(Data records)
________________________________________

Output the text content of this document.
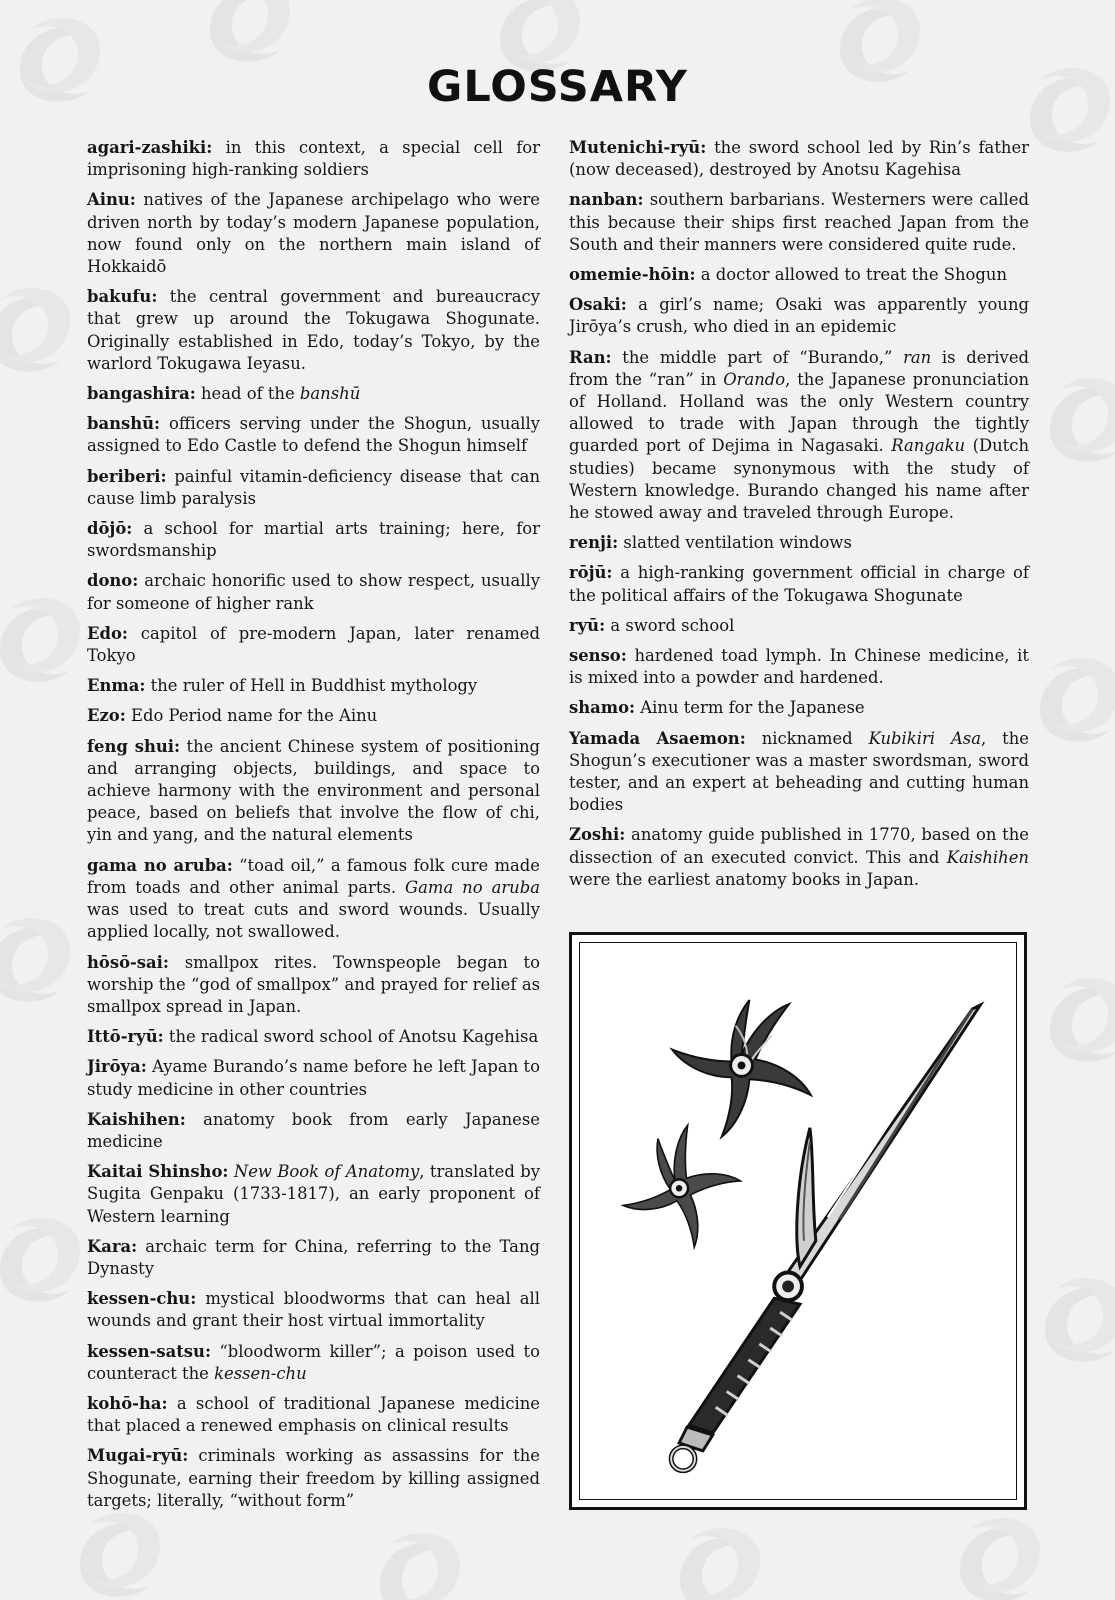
GLOSSARY

agari-zashiki: in this context, a special cell for imprisoning high-ranking soldiers

Ainu: natives of the Japanese archipelago who were driven north by today’s modern Japanese population, now found only on the northern main island of Hokkaidō

bakufu: the central government and bureaucracy that grew up around the Tokugawa Shogunate. Originally established in Edo, today’s Tokyo, by the warlord Tokugawa Ieyasu.

bangashira: head of the banshū

banshū: officers serving under the Shogun, usually assigned to Edo Castle to defend the Shogun himself

beriberi: painful vitamin-deficiency disease that can cause limb paralysis

dōjō: a school for martial arts training; here, for swordsmanship

dono: archaic honorific used to show respect, usually for someone of higher rank

Edo: capitol of pre-modern Japan, later renamed Tokyo

Enma: the ruler of Hell in Buddhist mythology

Ezo: Edo Period name for the Ainu

feng shui: the ancient Chinese system of positioning and arranging objects, buildings, and space to achieve harmony with the environment and personal peace, based on beliefs that involve the flow of chi, yin and yang, and the natural elements

gama no aruba: “toad oil,” a famous folk cure made from toads and other animal parts. Gama no aruba was used to treat cuts and sword wounds. Usually applied locally, not swallowed.

hōsō-sai: smallpox rites. Townspeople began to worship the “god of smallpox” and prayed for relief as smallpox spread in Japan.

Ittō-ryū: the radical sword school of Anotsu Kagehisa

Jirōya: Ayame Burando’s name before he left Japan to study medicine in other countries

Kaishihen: anatomy book from early Japanese medicine

Kaitai Shinsho: New Book of Anatomy, translated by Sugita Genpaku (1733-1817), an early proponent of Western learning

Kara: archaic term for China, referring to the Tang Dynasty

kessen-chu: mystical bloodworms that can heal all wounds and grant their host virtual immortality

kessen-satsu: “bloodworm killer”; a poison used to counteract the kessen-chu

kohō-ha: a school of traditional Japanese medicine that placed a renewed emphasis on clinical results

Mugai-ryū: criminals working as assassins for the Shogunate, earning their freedom by killing assigned targets; literally, “without form”

Mutenichi-ryū: the sword school led by Rin’s father (now deceased), destroyed by Anotsu Kagehisa

nanban: southern barbarians. Westerners were called this because their ships first reached Japan from the South and their manners were considered quite rude.

omemie-hōin: a doctor allowed to treat the Shogun

Osaki: a girl’s name; Osaki was apparently young Jirōya’s crush, who died in an epidemic

Ran: the middle part of “Burando,” ran is derived from the “ran” in Orando, the Japanese pronunciation of Holland. Holland was the only Western country allowed to trade with Japan through the tightly guarded port of Dejima in Nagasaki. Rangaku (Dutch studies) became synonymous with the study of Western knowledge. Burando changed his name after he stowed away and traveled through Europe.

renji: slatted ventilation windows

rōjū: a high-ranking government official in charge of the political affairs of the Tokugawa Shogunate

ryū: a sword school

senso: hardened toad lymph. In Chinese medicine, it is mixed into a powder and hardened.

shamo: Ainu term for the Japanese

Yamada Asaemon: nicknamed Kubikiri Asa, the Shogun’s executioner was a master swordsman, sword tester, and an expert at beheading and cutting human bodies

Zoshi: anatomy guide published in 1770, based on the dissection of an executed convict. This and Kaishihen were the earliest anatomy books in Japan.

________________________________________

> _What is expected_: Filter the entries down to the lines containing "assigned". Copy each of those lines.

> _Answer_:
banshū: officers serving under the Shogun, usually assigned to Edo Castle to defend the Shogun himself
Mugai-ryū: criminals working as assassins for the Shogunate, earning their freedom by killing assigned targets; literally, “without form”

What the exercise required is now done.